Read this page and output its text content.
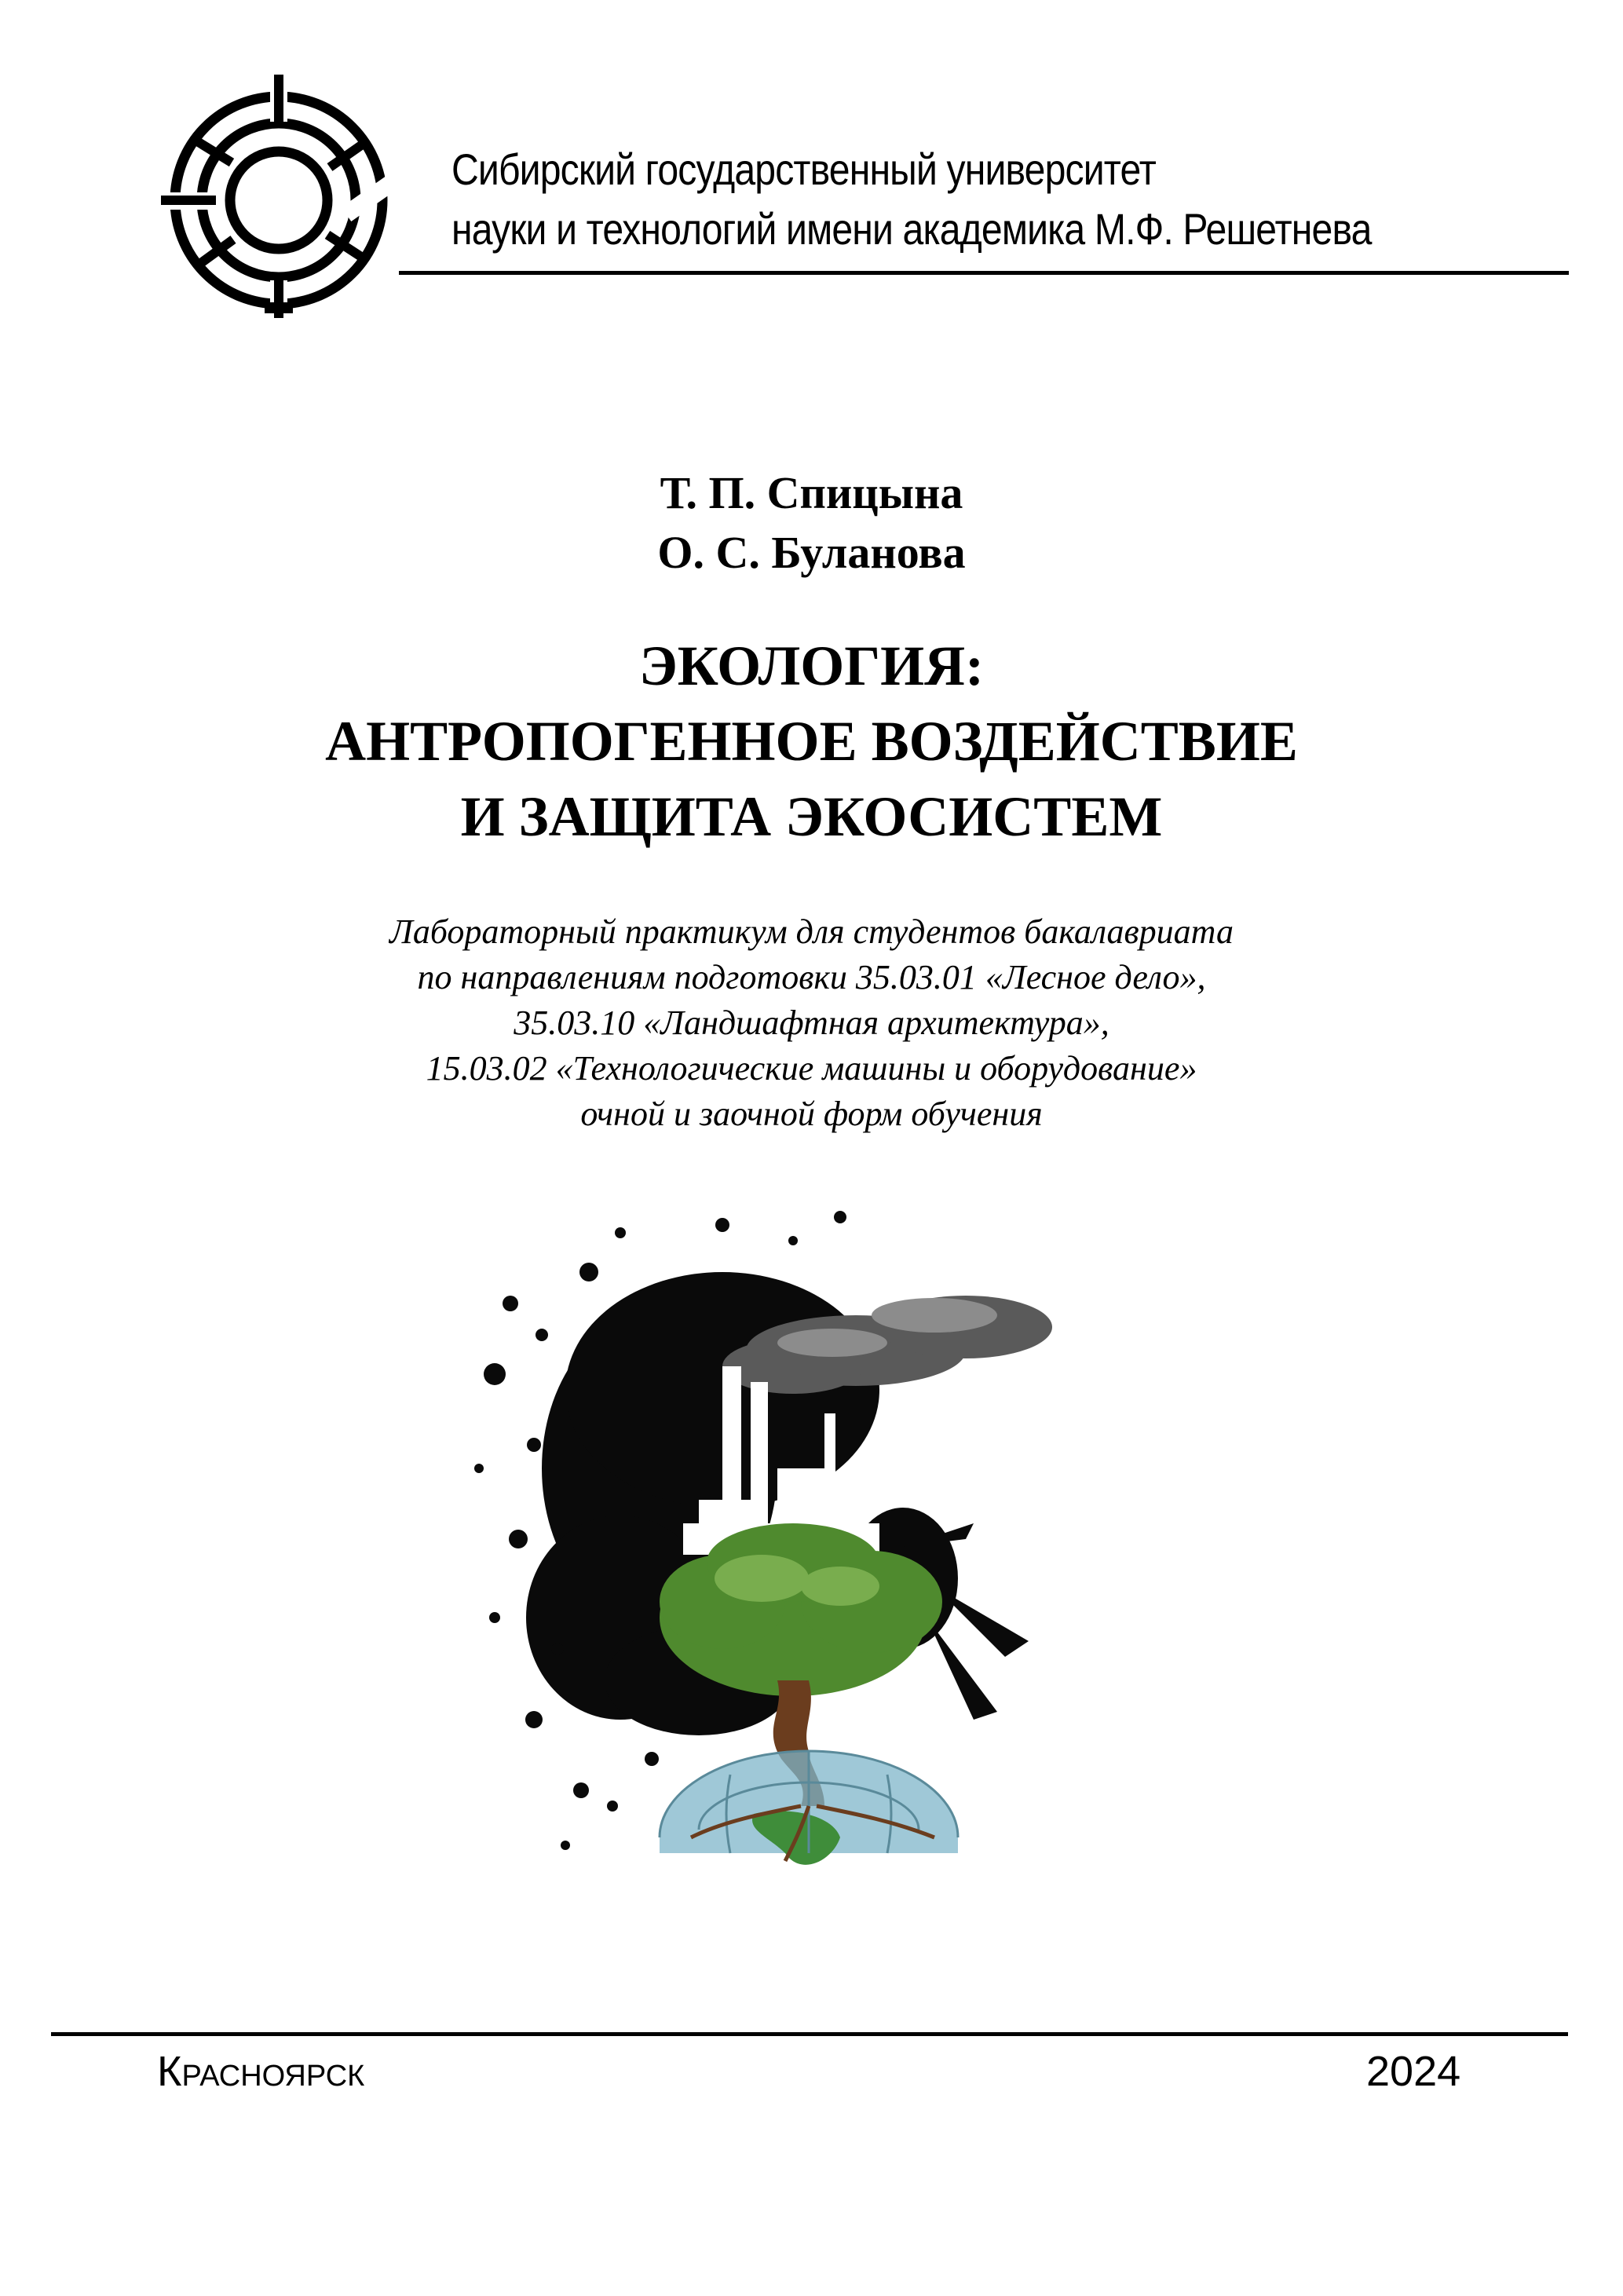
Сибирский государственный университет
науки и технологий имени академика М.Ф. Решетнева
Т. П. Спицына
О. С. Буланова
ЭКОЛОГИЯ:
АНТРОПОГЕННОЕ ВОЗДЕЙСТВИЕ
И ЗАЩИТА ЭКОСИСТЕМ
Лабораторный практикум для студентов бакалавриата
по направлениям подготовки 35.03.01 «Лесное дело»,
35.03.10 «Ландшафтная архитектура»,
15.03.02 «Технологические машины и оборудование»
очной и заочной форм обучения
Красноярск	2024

********

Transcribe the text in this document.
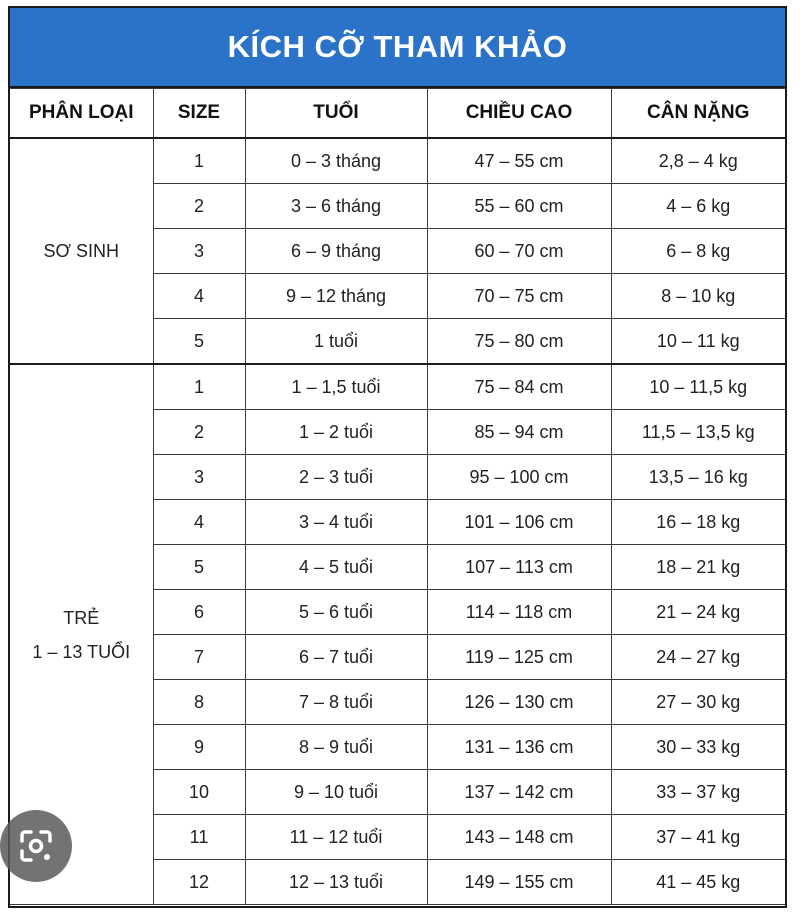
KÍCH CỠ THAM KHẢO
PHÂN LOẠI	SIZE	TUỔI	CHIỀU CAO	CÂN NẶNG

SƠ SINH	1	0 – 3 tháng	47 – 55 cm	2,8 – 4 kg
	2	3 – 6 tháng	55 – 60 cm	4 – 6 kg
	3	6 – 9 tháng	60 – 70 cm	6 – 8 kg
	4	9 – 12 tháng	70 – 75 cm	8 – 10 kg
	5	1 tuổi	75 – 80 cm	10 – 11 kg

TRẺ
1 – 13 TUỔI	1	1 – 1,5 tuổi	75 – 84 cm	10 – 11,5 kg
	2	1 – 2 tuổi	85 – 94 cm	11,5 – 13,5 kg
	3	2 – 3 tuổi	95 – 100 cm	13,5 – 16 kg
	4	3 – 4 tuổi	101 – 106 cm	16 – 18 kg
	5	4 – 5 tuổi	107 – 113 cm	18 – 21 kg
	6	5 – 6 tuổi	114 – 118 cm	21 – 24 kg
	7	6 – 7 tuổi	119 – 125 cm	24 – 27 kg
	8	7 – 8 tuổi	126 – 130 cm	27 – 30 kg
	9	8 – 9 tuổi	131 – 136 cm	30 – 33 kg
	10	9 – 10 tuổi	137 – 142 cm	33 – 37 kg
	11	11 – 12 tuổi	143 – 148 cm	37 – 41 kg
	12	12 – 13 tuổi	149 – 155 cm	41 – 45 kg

********

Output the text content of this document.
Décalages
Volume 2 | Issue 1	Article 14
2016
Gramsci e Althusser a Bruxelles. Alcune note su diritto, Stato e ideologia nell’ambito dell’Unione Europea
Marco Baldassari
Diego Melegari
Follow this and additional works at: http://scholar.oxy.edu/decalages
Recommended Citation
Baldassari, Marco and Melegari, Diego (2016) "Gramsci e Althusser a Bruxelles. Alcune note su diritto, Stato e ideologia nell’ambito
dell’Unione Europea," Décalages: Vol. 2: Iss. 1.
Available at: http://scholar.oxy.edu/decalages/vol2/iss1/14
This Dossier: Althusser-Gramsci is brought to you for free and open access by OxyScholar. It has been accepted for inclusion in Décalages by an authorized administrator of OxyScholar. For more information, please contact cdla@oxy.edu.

********

__Required task__. Extract each line holding the word "nell" from the records.

__The result__.
Gramsci e Althusser a Bruxelles. Alcune note su diritto, Stato e ideologia nell’ambito dell’Unione Europea
Baldassari, Marco and Melegari, Diego (2016) "Gramsci e Althusser a Bruxelles. Alcune note su diritto, Stato e ideologia nell’ambito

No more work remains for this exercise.